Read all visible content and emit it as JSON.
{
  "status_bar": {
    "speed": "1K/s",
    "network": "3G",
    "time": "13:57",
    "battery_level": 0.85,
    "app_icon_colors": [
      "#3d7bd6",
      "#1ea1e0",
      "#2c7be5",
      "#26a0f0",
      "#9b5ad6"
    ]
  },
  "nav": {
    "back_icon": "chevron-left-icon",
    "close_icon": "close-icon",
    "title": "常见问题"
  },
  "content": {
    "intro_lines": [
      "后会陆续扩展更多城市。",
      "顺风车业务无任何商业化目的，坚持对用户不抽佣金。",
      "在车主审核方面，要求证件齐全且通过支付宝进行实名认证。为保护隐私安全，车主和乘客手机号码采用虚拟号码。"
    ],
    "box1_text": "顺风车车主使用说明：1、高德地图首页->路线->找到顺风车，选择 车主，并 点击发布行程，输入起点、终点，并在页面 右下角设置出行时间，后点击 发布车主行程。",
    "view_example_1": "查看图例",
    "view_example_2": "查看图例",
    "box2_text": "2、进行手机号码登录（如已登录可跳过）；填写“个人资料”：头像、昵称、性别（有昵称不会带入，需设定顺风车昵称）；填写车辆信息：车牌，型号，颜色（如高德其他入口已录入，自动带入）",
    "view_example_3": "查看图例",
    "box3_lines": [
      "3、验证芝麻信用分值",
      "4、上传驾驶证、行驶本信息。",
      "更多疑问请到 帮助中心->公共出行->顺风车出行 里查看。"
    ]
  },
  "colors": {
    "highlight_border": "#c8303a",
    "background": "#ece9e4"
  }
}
#####
* Task requirements
Nothing should be left out: return all of the records exactly.

* Response below
Read all visible content and emit it as JSON.
{
  "status_bar": {
    "speed": "1K/s",
    "network": "3G",
    "time": "13:57",
    "battery_level": 0.85,
    "app_icon_colors": [
      "#3d7bd6",
      "#1ea1e0",
      "#2c7be5",
      "#26a0f0",
      "#9b5ad6"
    ]
  },
  "nav": {
    "back_icon": "chevron-left-icon",
    "close_icon": "close-icon",
    "title": "常见问题"
  },
  "content": {
    "intro_lines": [
      "后会陆续扩展更多城市。",
      "顺风车业务无任何商业化目的，坚持对用户不抽佣金。",
      "在车主审核方面，要求证件齐全且通过支付宝进行实名认证。为保护隐私安全，车主和乘客手机号码采用虚拟号码。"
    ],
    "box1_text": "顺风车车主使用说明：1、高德地图首页->路线->找到顺风车，选择 车主，并 点击发布行程，输入起点、终点，并在页面 右下角设置出行时间，后点击 发布车主行程。",
    "view_example_1": "查看图例",
    "view_example_2": "查看图例",
    "box2_text": "2、进行手机号码登录（如已登录可跳过）；填写“个人资料”：头像、昵称、性别（有昵称不会带入，需设定顺风车昵称）；填写车辆信息：车牌，型号，颜色（如高德其他入口已录入，自动带入）",
    "view_example_3": "查看图例",
    "box3_lines": [
      "3、验证芝麻信用分值",
      "4、上传驾驶证、行驶本信息。",
      "更多疑问请到 帮助中心->公共出行->顺风车出行 里查看。"
    ]
  },
  "colors": {
    "highlight_border": "#c8303a",
    "background": "#ece9e4"
  }
}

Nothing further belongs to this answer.